→ Dataset rows
= = = = = = =
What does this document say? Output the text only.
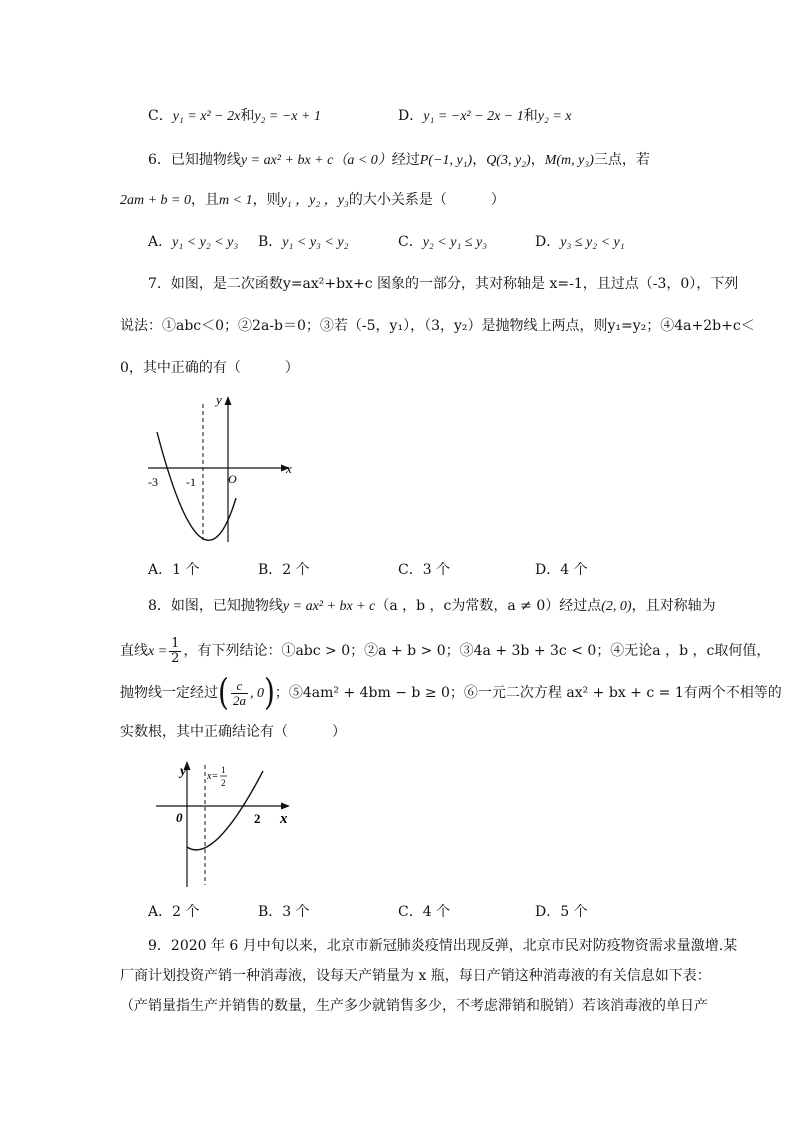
C．y₁ = x² − 2x和y₂ = −x + 1	D．y₁ = −x² − 2x − 1和y₂ = x
6．已知抛物线y = ax² + bx + c（a < 0）经过P(−1, y₁)，Q(3, y₂)，M(m, y₃)三点，若
2am + b = 0，且m < 1，则y₁ ，y₂ ，y₃的大小关系是（	）
A．y₁ < y₂ < y₃ B．y₁ < y₃ < y₂	C．y₂ < y₁ ≤ y₃	D．y₃ ≤ y₂ < y₁
7．如图，是二次函数y=ax²+bx+c 图象的一部分，其对称轴是 x=-1，且过点（-3，0），下列
说法：①abc＜0；②2a-b＝0；③若（-5，y₁），（3，y₂）是抛物线上两点，则y₁=y₂；④4a+2b+c＜
0，其中正确的有（	）
x
y
O
-3 -1
A．1 个	B．2 个	C．3 个	D．4 个
8．如图，已知抛物线y = ax² + bx + c（a ，b ，c为常数，a ≠ 0）经过点(2, 0)，且对称轴为
直线$x = \frac{1}{2}$ ，有下列结论：①abc > 0；②a + b > 0；③4a + 3b + 3c < 0；④无论a ，b ，c取何值，
抛物线一定经过( $\frac{c}{2a}$ , 0)；⑤4am² + 4bm − b ≥ 0；⑥一元二次方程 ax² + bx + c = 1有两个不相等的
实数根，其中正确结论有（	）
y
x
0	2
x=
1
2
A．2 个	B．3 个	C．4 个	D．5 个
9．2020 年 6 月中旬以来，北京市新冠肺炎疫情出现反弹，北京市民对防疫物资需求量激增.某
厂商计划投资产销一种消毒液，设每天产销量为 x 瓶，每日产销这种消毒液的有关信息如下表：
（产销量指生产并销售的数量，生产多少就销售多少，不考虑滞销和脱销）若该消毒液的单日产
= = = = = = =
Every entry must be reproduced exactly, with the images left out.

What does this document say? Output the text only.
C．y₁ = x² − 2x和y₂ = −x + 1	D．y₁ = −x² − 2x − 1和y₂ = x
6．已知抛物线y = ax² + bx + c（a < 0）经过P(−1, y₁)，Q(3, y₂)，M(m, y₃)三点，若
2am + b = 0，且m < 1，则y₁ ，y₂ ，y₃的大小关系是（	）
A．y₁ < y₂ < y₃ B．y₁ < y₃ < y₂	C．y₂ < y₁ ≤ y₃	D．y₃ ≤ y₂ < y₁
7．如图，是二次函数y=ax²+bx+c 图象的一部分，其对称轴是 x=-1，且过点（-3，0），下列
说法：①abc＜0；②2a-b＝0；③若（-5，y₁），（3，y₂）是抛物线上两点，则y₁=y₂；④4a+2b+c＜
0，其中正确的有（	）
x
y
O
-3 -1
A．1 个	B．2 个	C．3 个	D．4 个
8．如图，已知抛物线y = ax² + bx + c（a ，b ，c为常数，a ≠ 0）经过点(2, 0)，且对称轴为
直线$x = \frac{1}{2}$ ，有下列结论：①abc > 0；②a + b > 0；③4a + 3b + 3c < 0；④无论a ，b ，c取何值，
抛物线一定经过( $\frac{c}{2a}$ , 0)；⑤4am² + 4bm − b ≥ 0；⑥一元二次方程 ax² + bx + c = 1有两个不相等的
实数根，其中正确结论有（	）
y
x
0	2
x=
1
2
A．2 个	B．3 个	C．4 个	D．5 个
9．2020 年 6 月中旬以来，北京市新冠肺炎疫情出现反弹，北京市民对防疫物资需求量激增.某
厂商计划投资产销一种消毒液，设每天产销量为 x 瓶，每日产销这种消毒液的有关信息如下表：
（产销量指生产并销售的数量，生产多少就销售多少，不考虑滞销和脱销）若该消毒液的单日产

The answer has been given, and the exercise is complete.